:: Data lines ::
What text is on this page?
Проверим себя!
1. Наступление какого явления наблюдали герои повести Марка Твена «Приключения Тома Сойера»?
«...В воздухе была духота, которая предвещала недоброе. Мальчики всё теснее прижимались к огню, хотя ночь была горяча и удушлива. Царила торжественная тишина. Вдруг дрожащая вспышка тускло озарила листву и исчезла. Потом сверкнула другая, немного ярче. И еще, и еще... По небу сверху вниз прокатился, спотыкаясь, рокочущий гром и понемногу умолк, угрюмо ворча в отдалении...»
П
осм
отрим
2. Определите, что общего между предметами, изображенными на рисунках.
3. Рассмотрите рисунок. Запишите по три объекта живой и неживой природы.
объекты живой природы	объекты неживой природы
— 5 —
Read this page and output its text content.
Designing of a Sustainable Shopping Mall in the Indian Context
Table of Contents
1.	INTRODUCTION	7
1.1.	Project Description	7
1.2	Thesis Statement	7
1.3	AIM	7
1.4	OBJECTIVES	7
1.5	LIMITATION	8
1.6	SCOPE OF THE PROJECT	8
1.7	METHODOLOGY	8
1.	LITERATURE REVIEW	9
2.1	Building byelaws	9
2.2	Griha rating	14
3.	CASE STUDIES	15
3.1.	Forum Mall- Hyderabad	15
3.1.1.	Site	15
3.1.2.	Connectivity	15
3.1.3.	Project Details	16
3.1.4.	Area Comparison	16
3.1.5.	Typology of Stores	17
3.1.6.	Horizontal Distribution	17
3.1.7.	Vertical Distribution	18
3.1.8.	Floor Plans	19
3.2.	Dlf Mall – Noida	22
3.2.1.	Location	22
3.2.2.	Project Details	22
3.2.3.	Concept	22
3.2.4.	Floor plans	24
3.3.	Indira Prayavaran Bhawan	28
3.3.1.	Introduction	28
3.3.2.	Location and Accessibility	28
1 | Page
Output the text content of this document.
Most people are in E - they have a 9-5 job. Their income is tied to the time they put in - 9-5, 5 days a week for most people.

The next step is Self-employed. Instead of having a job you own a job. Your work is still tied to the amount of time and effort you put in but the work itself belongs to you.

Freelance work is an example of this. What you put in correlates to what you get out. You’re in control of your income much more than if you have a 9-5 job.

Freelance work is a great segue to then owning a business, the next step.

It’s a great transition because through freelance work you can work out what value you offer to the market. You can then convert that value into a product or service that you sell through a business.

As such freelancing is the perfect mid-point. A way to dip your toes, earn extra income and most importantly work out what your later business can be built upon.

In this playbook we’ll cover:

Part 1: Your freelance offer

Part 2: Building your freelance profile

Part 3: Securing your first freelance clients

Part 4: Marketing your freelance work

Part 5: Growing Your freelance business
:::
Pick out the lines that include the word "Distribution" and write them out.

(Full output):
3.1.6.	Horizontal Distribution	17
3.1.7.	Vertical Distribution	18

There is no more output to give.